▸ **WRITTEN INSTRUCTION**: Each line below should be reproduced without any alteration.

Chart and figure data
----

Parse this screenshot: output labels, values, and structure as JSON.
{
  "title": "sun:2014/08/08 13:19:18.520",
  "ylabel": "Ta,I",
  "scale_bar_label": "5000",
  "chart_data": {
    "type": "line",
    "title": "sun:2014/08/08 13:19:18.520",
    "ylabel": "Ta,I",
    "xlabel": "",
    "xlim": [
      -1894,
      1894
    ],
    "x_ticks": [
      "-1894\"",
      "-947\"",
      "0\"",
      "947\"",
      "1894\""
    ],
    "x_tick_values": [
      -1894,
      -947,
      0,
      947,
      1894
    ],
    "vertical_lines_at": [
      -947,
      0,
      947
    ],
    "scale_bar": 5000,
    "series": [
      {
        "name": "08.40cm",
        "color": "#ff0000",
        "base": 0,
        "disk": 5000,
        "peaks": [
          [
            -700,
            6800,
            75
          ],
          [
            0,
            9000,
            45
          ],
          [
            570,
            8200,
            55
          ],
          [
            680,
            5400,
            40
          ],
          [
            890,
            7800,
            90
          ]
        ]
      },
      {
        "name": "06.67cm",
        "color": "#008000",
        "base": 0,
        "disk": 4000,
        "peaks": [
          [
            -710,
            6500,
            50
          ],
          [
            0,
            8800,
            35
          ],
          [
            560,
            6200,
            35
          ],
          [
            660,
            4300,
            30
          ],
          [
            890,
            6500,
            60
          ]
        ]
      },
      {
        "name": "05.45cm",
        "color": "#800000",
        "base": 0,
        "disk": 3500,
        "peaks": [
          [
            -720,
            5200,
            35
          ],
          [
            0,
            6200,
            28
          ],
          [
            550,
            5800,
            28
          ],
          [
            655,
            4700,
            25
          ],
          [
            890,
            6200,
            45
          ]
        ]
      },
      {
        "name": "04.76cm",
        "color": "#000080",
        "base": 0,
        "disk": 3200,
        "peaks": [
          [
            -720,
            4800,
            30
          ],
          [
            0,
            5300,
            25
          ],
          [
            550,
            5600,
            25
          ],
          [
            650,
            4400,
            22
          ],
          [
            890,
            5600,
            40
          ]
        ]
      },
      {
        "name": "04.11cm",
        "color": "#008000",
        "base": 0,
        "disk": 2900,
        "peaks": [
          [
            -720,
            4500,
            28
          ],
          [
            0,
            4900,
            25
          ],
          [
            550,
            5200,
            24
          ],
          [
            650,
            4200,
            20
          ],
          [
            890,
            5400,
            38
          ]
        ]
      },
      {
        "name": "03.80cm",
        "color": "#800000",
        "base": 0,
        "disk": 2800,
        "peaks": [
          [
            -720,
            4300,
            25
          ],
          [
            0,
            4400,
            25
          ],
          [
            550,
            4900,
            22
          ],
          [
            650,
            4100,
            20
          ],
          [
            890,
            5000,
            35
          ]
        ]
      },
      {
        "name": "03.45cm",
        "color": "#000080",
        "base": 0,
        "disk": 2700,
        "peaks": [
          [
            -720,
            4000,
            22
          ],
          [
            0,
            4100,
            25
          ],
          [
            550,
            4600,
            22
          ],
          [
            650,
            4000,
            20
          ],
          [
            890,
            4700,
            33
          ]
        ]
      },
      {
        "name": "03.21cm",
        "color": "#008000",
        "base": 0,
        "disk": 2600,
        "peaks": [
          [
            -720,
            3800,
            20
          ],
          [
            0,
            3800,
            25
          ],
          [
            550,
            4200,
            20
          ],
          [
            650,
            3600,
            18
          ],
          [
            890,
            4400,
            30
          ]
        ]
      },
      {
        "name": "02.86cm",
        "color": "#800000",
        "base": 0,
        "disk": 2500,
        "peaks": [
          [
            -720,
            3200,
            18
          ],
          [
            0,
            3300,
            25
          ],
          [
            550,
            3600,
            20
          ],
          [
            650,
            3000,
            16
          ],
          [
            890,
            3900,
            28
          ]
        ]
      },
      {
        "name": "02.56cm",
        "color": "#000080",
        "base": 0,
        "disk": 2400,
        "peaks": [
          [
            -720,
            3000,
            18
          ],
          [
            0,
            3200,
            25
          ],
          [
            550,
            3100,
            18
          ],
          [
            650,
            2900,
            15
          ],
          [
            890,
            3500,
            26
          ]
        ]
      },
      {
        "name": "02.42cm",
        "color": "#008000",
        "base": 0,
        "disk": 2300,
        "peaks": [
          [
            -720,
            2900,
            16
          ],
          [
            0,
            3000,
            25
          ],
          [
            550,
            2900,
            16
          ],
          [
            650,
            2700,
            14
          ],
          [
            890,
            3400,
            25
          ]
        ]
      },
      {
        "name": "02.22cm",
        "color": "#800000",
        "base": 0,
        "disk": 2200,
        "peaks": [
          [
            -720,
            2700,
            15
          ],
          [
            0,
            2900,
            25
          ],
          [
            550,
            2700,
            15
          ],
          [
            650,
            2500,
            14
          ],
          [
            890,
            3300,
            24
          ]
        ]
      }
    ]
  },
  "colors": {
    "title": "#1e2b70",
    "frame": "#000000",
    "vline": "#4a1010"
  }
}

----

▸ **TASK ANSWER**:
Parse this screenshot: output labels, values, and structure as JSON.
{
  "title": "sun:2014/08/08 13:19:18.520",
  "ylabel": "Ta,I",
  "scale_bar_label": "5000",
  "chart_data": {
    "type": "line",
    "title": "sun:2014/08/08 13:19:18.520",
    "ylabel": "Ta,I",
    "xlabel": "",
    "xlim": [
      -1894,
      1894
    ],
    "x_ticks": [
      "-1894\"",
      "-947\"",
      "0\"",
      "947\"",
      "1894\""
    ],
    "x_tick_values": [
      -1894,
      -947,
      0,
      947,
      1894
    ],
    "vertical_lines_at": [
      -947,
      0,
      947
    ],
    "scale_bar": 5000,
    "series": [
      {
        "name": "08.40cm",
        "color": "#ff0000",
        "base": 0,
        "disk": 5000,
        "peaks": [
          [
            -700,
            6800,
            75
          ],
          [
            0,
            9000,
            45
          ],
          [
            570,
            8200,
            55
          ],
          [
            680,
            5400,
            40
          ],
          [
            890,
            7800,
            90
          ]
        ]
      },
      {
        "name": "06.67cm",
        "color": "#008000",
        "base": 0,
        "disk": 4000,
        "peaks": [
          [
            -710,
            6500,
            50
          ],
          [
            0,
            8800,
            35
          ],
          [
            560,
            6200,
            35
          ],
          [
            660,
            4300,
            30
          ],
          [
            890,
            6500,
            60
          ]
        ]
      },
      {
        "name": "05.45cm",
        "color": "#800000",
        "base": 0,
        "disk": 3500,
        "peaks": [
          [
            -720,
            5200,
            35
          ],
          [
            0,
            6200,
            28
          ],
          [
            550,
            5800,
            28
          ],
          [
            655,
            4700,
            25
          ],
          [
            890,
            6200,
            45
          ]
        ]
      },
      {
        "name": "04.76cm",
        "color": "#000080",
        "base": 0,
        "disk": 3200,
        "peaks": [
          [
            -720,
            4800,
            30
          ],
          [
            0,
            5300,
            25
          ],
          [
            550,
            5600,
            25
          ],
          [
            650,
            4400,
            22
          ],
          [
            890,
            5600,
            40
          ]
        ]
      },
      {
        "name": "04.11cm",
        "color": "#008000",
        "base": 0,
        "disk": 2900,
        "peaks": [
          [
            -720,
            4500,
            28
          ],
          [
            0,
            4900,
            25
          ],
          [
            550,
            5200,
            24
          ],
          [
            650,
            4200,
            20
          ],
          [
            890,
            5400,
            38
          ]
        ]
      },
      {
        "name": "03.80cm",
        "color": "#800000",
        "base": 0,
        "disk": 2800,
        "peaks": [
          [
            -720,
            4300,
            25
          ],
          [
            0,
            4400,
            25
          ],
          [
            550,
            4900,
            22
          ],
          [
            650,
            4100,
            20
          ],
          [
            890,
            5000,
            35
          ]
        ]
      },
      {
        "name": "03.45cm",
        "color": "#000080",
        "base": 0,
        "disk": 2700,
        "peaks": [
          [
            -720,
            4000,
            22
          ],
          [
            0,
            4100,
            25
          ],
          [
            550,
            4600,
            22
          ],
          [
            650,
            4000,
            20
          ],
          [
            890,
            4700,
            33
          ]
        ]
      },
      {
        "name": "03.21cm",
        "color": "#008000",
        "base": 0,
        "disk": 2600,
        "peaks": [
          [
            -720,
            3800,
            20
          ],
          [
            0,
            3800,
            25
          ],
          [
            550,
            4200,
            20
          ],
          [
            650,
            3600,
            18
          ],
          [
            890,
            4400,
            30
          ]
        ]
      },
      {
        "name": "02.86cm",
        "color": "#800000",
        "base": 0,
        "disk": 2500,
        "peaks": [
          [
            -720,
            3200,
            18
          ],
          [
            0,
            3300,
            25
          ],
          [
            550,
            3600,
            20
          ],
          [
            650,
            3000,
            16
          ],
          [
            890,
            3900,
            28
          ]
        ]
      },
      {
        "name": "02.56cm",
        "color": "#000080",
        "base": 0,
        "disk": 2400,
        "peaks": [
          [
            -720,
            3000,
            18
          ],
          [
            0,
            3200,
            25
          ],
          [
            550,
            3100,
            18
          ],
          [
            650,
            2900,
            15
          ],
          [
            890,
            3500,
            26
          ]
        ]
      },
      {
        "name": "02.42cm",
        "color": "#008000",
        "base": 0,
        "disk": 2300,
        "peaks": [
          [
            -720,
            2900,
            16
          ],
          [
            0,
            3000,
            25
          ],
          [
            550,
            2900,
            16
          ],
          [
            650,
            2700,
            14
          ],
          [
            890,
            3400,
            25
          ]
        ]
      },
      {
        "name": "02.22cm",
        "color": "#800000",
        "base": 0,
        "disk": 2200,
        "peaks": [
          [
            -720,
            2700,
            15
          ],
          [
            0,
            2900,
            25
          ],
          [
            550,
            2700,
            15
          ],
          [
            650,
            2500,
            14
          ],
          [
            890,
            3300,
            24
          ]
        ]
      }
    ]
  },
  "colors": {
    "title": "#1e2b70",
    "frame": "#000000",
    "vline": "#4a1010"
  }
}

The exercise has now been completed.